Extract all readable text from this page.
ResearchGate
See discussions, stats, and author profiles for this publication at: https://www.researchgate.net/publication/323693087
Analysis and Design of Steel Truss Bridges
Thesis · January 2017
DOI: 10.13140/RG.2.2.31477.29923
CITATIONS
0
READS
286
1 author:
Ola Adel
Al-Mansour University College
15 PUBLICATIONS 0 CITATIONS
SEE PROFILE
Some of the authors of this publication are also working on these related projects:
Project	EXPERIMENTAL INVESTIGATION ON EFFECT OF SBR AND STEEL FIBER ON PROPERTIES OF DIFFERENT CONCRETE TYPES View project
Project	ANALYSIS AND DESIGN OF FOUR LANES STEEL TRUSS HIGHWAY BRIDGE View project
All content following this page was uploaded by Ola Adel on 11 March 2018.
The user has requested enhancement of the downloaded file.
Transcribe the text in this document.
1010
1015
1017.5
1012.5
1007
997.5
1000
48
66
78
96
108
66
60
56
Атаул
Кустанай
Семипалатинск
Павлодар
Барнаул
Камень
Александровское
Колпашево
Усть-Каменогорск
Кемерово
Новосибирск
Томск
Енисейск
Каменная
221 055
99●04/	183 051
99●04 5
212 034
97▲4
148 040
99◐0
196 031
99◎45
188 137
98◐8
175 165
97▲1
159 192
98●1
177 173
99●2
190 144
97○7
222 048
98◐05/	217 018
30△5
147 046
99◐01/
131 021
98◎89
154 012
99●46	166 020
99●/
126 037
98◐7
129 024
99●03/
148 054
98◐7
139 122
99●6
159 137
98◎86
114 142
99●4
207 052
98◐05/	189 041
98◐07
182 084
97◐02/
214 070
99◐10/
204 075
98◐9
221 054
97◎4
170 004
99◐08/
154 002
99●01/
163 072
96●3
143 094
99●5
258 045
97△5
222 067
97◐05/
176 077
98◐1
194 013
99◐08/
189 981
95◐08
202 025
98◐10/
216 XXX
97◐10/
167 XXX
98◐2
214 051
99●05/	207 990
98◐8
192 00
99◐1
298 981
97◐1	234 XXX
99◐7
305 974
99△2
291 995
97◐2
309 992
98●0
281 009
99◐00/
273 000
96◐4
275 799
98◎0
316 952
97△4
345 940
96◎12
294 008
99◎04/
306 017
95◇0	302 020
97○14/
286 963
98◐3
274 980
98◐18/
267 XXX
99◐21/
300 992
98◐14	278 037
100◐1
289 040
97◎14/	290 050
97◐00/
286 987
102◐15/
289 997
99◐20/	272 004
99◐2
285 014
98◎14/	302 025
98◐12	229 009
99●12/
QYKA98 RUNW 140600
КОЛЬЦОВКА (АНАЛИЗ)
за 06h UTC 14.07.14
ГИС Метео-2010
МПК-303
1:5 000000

WHAT THE TASK ASKS
Beginning with the line that contains "Transcribe the text in this document.", quote each line exactly through the last line of the entries above, and nothing beyond them.

ANSWER TO THE PROBLEM
Transcribe the text in this document.
1010
1015
1017.5
1012.5
1007
997.5
1000
48
66
78
96
108
66
60
56
Атаул
Кустанай
Семипалатинск
Павлодар
Барнаул
Камень
Александровское
Колпашево
Усть-Каменогорск
Кемерово
Новосибирск
Томск
Енисейск
Каменная
221 055
99●04/	183 051
99●04 5
212 034
97▲4
148 040
99◐0
196 031
99◎45
188 137
98◐8
175 165
97▲1
159 192
98●1
177 173
99●2
190 144
97○7
222 048
98◐05/	217 018
30△5
147 046
99◐01/
131 021
98◎89
154 012
99●46	166 020
99●/
126 037
98◐7
129 024
99●03/
148 054
98◐7
139 122
99●6
159 137
98◎86
114 142
99●4
207 052
98◐05/	189 041
98◐07
182 084
97◐02/
214 070
99◐10/
204 075
98◐9
221 054
97◎4
170 004
99◐08/
154 002
99●01/
163 072
96●3
143 094
99●5
258 045
97△5
222 067
97◐05/
176 077
98◐1
194 013
99◐08/
189 981
95◐08
202 025
98◐10/
216 XXX
97◐10/
167 XXX
98◐2
214 051
99●05/	207 990
98◐8
192 00
99◐1
298 981
97◐1	234 XXX
99◐7
305 974
99△2
291 995
97◐2
309 992
98●0
281 009
99◐00/
273 000
96◐4
275 799
98◎0
316 952
97△4
345 940
96◎12
294 008
99◎04/
306 017
95◇0	302 020
97○14/
286 963
98◐3
274 980
98◐18/
267 XXX
99◐21/
300 992
98◐14	278 037
100◐1
289 040
97◎14/	290 050
97◐00/
286 987
102◐15/
289 997
99◐20/	272 004
99◐2
285 014
98◎14/	302 025
98◐12	229 009
99●12/
QYKA98 RUNW 140600
КОЛЬЦОВКА (АНАЛИЗ)
за 06h UTC 14.07.14
ГИС Метео-2010
МПК-303
1:5 000000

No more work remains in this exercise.